**Exercise goal**:
Each line of the material below that holds the word "image" needs to be copied.

'''

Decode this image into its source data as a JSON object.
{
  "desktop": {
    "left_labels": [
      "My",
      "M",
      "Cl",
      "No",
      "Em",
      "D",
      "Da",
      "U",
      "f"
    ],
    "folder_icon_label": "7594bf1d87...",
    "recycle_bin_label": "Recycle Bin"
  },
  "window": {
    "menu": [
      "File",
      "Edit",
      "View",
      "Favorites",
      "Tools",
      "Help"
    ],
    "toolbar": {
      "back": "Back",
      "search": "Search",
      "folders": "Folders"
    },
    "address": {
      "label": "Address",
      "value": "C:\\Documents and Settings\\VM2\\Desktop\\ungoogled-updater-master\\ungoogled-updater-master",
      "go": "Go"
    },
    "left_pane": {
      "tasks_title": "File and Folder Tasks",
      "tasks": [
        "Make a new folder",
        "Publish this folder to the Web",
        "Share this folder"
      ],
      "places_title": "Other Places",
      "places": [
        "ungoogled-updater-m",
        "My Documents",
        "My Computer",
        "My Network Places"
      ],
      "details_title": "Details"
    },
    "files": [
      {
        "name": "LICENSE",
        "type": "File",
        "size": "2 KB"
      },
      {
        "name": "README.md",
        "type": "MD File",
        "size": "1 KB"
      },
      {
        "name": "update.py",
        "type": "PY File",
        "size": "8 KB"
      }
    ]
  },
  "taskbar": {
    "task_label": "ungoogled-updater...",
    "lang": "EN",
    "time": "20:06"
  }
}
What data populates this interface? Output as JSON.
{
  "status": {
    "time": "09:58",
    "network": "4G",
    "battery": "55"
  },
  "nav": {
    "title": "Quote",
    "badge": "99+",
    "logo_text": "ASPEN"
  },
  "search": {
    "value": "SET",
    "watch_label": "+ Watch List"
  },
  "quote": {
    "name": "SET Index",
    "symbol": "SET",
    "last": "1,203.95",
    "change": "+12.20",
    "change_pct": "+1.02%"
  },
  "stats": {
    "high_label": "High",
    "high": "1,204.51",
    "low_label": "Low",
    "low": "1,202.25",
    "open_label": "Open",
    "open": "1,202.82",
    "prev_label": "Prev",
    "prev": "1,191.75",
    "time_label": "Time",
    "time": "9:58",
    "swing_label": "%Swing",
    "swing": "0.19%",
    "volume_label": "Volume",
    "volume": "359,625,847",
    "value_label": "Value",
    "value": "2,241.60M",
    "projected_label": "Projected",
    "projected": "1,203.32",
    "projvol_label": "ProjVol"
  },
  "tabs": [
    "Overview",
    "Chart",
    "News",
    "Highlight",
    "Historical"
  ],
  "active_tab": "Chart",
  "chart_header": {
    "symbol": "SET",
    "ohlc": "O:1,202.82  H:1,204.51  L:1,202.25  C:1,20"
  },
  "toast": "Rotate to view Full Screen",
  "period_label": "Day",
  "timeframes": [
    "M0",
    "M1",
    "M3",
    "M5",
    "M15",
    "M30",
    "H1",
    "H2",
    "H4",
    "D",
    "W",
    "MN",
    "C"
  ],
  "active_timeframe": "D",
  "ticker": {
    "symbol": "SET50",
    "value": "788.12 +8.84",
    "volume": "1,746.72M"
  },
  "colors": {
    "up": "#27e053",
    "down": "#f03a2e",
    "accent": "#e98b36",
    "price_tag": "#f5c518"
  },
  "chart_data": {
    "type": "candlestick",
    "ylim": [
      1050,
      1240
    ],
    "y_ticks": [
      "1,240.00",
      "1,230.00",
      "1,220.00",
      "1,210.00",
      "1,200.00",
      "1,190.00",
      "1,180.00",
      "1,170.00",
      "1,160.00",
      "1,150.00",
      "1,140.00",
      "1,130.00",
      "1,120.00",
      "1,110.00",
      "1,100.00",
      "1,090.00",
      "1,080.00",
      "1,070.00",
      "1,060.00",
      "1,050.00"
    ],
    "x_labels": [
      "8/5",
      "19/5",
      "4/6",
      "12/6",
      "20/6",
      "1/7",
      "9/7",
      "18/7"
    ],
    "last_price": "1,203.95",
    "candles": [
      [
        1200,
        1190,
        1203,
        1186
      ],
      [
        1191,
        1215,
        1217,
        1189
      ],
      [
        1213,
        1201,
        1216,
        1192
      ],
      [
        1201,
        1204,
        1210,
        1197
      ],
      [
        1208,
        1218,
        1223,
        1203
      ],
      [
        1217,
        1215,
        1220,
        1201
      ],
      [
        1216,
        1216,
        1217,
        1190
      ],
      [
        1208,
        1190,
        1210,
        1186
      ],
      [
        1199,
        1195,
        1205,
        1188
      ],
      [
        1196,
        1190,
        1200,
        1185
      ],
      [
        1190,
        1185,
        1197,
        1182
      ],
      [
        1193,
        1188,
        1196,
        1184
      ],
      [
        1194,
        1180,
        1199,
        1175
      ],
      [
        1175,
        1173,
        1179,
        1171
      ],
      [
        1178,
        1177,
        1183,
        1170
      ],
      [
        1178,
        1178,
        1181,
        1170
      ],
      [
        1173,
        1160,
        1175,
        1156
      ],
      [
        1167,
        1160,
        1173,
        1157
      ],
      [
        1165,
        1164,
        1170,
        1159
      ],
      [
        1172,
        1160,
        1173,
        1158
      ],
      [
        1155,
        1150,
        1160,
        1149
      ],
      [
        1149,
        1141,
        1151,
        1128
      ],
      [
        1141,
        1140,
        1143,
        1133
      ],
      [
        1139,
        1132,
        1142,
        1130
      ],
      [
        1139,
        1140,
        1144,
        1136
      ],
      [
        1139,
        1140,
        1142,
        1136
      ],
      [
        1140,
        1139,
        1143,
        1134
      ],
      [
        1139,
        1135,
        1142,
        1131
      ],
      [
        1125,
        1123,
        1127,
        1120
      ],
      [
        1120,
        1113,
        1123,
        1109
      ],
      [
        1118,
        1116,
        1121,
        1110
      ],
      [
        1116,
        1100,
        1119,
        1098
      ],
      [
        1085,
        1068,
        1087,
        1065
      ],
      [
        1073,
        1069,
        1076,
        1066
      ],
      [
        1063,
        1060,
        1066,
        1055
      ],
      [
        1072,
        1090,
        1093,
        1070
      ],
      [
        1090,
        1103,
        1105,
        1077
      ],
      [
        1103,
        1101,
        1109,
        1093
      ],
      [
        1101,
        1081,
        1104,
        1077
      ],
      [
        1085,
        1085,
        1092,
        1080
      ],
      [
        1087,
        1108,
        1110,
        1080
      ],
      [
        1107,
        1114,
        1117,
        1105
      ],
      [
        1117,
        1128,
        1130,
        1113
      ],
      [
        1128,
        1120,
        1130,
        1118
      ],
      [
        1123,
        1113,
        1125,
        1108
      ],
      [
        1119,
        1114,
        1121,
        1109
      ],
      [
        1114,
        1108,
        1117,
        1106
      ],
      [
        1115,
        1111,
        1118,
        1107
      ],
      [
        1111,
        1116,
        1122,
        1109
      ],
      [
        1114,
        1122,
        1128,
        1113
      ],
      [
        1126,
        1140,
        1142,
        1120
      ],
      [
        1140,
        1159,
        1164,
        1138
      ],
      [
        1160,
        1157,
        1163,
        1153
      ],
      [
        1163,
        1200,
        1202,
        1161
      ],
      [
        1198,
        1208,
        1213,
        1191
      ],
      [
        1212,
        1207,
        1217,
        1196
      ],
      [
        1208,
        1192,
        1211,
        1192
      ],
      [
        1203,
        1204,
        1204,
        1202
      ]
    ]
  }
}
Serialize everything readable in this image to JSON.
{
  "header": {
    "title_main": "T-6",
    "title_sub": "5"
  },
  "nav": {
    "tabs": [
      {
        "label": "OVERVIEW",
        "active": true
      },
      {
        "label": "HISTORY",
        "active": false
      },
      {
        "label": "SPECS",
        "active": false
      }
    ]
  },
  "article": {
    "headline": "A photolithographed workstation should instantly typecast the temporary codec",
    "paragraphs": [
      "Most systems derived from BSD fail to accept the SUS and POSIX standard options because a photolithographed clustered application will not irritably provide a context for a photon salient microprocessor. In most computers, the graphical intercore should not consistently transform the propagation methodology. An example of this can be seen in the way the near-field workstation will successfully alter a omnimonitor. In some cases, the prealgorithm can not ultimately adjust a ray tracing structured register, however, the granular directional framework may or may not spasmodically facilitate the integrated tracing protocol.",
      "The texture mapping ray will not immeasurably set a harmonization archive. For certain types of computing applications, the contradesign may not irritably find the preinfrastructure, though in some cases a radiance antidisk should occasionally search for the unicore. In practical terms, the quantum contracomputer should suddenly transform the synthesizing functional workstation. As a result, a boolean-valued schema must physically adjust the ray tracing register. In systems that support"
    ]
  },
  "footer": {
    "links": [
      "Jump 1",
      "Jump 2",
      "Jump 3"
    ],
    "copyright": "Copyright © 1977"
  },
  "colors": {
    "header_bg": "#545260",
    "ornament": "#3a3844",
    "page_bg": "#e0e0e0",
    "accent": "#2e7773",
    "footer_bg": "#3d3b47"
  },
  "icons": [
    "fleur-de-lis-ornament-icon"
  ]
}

'''

**Completed exercise**:
Decode this image into its source data as a JSON object.
Serialize everything readable in this image to JSON.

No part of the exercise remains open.